◆ Supplied data ◆

— BEGIN —

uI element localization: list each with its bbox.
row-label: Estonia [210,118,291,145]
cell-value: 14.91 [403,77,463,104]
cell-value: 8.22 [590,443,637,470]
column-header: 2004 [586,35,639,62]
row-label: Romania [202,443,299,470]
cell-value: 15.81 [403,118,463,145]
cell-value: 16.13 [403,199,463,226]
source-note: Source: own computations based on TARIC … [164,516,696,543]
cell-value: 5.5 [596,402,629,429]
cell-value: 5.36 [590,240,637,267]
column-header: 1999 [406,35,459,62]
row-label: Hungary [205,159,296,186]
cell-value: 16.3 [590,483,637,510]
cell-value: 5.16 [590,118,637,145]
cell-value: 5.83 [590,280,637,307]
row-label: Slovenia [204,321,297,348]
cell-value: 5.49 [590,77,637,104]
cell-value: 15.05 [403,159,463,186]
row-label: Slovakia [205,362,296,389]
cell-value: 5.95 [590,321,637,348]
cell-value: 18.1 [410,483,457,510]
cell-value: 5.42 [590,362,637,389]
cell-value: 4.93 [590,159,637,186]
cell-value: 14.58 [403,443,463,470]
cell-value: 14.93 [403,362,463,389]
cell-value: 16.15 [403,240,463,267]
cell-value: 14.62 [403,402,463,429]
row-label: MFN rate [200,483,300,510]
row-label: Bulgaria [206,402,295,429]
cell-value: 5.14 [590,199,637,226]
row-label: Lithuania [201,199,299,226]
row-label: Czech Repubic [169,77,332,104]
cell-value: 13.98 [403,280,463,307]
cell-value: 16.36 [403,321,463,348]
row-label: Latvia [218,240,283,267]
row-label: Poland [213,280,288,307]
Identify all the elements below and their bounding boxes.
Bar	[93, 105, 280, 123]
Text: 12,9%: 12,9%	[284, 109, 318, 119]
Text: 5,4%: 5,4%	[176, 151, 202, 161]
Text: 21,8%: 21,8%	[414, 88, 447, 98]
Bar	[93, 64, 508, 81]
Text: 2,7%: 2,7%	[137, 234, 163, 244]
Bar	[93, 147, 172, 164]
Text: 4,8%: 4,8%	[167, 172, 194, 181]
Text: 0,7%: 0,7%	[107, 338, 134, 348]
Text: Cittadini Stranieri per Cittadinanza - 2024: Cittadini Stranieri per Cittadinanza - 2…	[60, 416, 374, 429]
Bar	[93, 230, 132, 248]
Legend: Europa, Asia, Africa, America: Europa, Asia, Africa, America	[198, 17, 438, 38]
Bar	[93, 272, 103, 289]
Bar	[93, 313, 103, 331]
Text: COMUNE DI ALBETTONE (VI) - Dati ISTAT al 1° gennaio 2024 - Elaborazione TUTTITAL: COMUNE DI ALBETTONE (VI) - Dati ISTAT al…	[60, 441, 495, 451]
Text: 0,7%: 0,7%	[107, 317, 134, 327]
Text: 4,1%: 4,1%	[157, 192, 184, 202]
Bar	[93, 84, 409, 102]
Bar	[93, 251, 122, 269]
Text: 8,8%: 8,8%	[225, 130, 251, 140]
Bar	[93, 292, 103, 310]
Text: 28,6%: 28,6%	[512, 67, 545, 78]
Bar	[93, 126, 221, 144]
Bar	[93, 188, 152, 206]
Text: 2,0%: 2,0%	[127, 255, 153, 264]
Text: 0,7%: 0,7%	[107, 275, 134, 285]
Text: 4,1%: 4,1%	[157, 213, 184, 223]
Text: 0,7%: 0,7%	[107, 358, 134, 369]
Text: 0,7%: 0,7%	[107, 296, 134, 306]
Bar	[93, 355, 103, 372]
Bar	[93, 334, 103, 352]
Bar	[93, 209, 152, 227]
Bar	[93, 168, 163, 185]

— END —
— BEGIN —

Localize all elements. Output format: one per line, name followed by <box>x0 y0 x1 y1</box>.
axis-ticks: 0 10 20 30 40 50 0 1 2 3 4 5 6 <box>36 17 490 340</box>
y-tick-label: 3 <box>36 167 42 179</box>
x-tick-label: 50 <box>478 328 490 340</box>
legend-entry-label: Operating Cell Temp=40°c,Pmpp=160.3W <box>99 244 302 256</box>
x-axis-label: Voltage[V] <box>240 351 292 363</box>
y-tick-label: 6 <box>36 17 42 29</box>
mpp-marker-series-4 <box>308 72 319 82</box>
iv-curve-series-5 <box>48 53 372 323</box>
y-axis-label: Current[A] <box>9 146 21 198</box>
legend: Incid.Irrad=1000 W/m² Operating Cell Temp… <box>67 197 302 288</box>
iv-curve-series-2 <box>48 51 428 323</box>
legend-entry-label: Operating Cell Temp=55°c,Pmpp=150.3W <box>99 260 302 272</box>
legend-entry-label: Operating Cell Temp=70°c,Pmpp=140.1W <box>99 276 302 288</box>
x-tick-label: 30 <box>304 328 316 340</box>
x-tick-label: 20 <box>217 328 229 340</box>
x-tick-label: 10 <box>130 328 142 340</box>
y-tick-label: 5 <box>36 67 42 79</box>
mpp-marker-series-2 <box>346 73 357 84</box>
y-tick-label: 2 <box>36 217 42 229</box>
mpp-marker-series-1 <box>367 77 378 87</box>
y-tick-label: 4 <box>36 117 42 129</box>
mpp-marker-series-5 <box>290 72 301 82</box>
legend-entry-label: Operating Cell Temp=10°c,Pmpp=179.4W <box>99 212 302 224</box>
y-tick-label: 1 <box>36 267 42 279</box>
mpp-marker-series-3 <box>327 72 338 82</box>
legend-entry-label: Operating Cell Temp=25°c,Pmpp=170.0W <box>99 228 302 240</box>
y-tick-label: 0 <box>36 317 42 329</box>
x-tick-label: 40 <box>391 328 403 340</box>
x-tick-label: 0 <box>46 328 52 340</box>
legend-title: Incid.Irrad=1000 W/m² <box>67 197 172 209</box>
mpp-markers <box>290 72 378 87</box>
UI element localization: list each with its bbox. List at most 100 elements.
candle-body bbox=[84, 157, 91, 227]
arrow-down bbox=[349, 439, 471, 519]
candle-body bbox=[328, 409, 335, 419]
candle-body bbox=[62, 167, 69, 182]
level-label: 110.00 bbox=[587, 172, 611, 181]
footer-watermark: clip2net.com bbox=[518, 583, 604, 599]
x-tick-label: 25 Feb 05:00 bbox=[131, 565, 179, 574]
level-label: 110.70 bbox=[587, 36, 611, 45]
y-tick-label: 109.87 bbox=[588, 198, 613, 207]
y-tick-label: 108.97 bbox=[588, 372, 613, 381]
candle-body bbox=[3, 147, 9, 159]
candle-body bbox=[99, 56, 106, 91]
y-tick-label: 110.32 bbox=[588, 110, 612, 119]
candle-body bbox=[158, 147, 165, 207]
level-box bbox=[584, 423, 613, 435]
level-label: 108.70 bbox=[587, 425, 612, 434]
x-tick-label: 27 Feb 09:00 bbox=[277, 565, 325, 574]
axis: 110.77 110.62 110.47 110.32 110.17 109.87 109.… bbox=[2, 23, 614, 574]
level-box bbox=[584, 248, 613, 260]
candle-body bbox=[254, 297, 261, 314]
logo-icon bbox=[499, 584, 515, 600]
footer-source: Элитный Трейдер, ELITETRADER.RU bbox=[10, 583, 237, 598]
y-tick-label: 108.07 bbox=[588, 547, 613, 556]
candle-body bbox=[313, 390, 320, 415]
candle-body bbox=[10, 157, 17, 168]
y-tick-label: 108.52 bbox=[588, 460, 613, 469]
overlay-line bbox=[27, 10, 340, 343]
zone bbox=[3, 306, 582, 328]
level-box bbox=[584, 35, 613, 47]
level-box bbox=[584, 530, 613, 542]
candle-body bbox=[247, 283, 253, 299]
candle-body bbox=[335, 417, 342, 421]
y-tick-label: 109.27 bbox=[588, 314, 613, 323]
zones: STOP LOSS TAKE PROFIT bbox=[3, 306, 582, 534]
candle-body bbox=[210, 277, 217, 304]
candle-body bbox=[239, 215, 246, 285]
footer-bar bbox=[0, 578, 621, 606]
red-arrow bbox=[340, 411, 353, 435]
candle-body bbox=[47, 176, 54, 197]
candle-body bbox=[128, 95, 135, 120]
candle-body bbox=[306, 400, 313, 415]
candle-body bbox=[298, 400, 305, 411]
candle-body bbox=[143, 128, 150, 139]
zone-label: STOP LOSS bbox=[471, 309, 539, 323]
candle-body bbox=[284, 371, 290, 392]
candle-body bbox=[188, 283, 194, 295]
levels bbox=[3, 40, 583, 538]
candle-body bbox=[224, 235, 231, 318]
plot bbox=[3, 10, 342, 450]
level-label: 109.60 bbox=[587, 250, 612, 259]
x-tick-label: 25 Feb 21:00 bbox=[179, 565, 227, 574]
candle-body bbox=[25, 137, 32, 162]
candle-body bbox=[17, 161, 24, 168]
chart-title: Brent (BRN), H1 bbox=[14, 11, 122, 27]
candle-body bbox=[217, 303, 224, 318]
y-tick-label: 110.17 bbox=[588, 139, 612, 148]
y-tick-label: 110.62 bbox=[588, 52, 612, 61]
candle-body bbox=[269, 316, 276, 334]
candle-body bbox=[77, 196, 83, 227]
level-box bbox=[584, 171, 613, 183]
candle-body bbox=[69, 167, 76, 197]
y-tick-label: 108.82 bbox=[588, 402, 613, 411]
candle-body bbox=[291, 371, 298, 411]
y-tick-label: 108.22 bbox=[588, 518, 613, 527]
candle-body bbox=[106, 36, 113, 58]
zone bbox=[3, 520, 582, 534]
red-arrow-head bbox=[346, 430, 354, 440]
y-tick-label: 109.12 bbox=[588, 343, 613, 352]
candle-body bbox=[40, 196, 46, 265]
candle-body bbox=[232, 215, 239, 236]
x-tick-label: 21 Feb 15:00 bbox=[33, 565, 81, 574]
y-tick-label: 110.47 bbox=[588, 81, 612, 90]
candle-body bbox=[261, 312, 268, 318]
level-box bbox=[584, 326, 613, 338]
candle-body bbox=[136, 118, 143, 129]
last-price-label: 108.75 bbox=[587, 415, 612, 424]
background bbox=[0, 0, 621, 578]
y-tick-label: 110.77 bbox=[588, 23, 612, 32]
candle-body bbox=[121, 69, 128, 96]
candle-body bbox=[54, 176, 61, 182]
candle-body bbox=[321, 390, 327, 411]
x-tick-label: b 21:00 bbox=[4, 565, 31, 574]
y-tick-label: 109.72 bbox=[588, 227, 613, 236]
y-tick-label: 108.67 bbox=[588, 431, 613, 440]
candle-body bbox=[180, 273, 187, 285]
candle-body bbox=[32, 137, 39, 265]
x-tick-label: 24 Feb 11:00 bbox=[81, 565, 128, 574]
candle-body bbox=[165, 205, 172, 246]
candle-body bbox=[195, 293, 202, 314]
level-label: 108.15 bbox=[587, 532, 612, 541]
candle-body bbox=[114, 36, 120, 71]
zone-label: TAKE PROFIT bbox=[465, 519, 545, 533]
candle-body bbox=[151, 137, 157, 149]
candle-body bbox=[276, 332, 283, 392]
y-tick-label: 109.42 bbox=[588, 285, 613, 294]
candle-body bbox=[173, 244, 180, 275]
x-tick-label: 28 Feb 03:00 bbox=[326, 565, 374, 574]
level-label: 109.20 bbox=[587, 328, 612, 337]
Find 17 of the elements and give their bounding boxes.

— END —

◆ What you have to do ◆
Copy the lines from the one holding "Localize all elements." through the one holding "x-tick-label: 50 <box>478 328 490 340</box>", inclusive, swapping "Localize" for "Locate" and leaving everything else the same.

◆ Task response ◆
Locate all elements. Output format: one per line, name followed by <box>x0 y0 x1 y1</box>.
axis-ticks: 0 10 20 30 40 50 0 1 2 3 4 5 6 <box>36 17 490 340</box>
y-tick-label: 3 <box>36 167 42 179</box>
x-tick-label: 50 <box>478 328 490 340</box>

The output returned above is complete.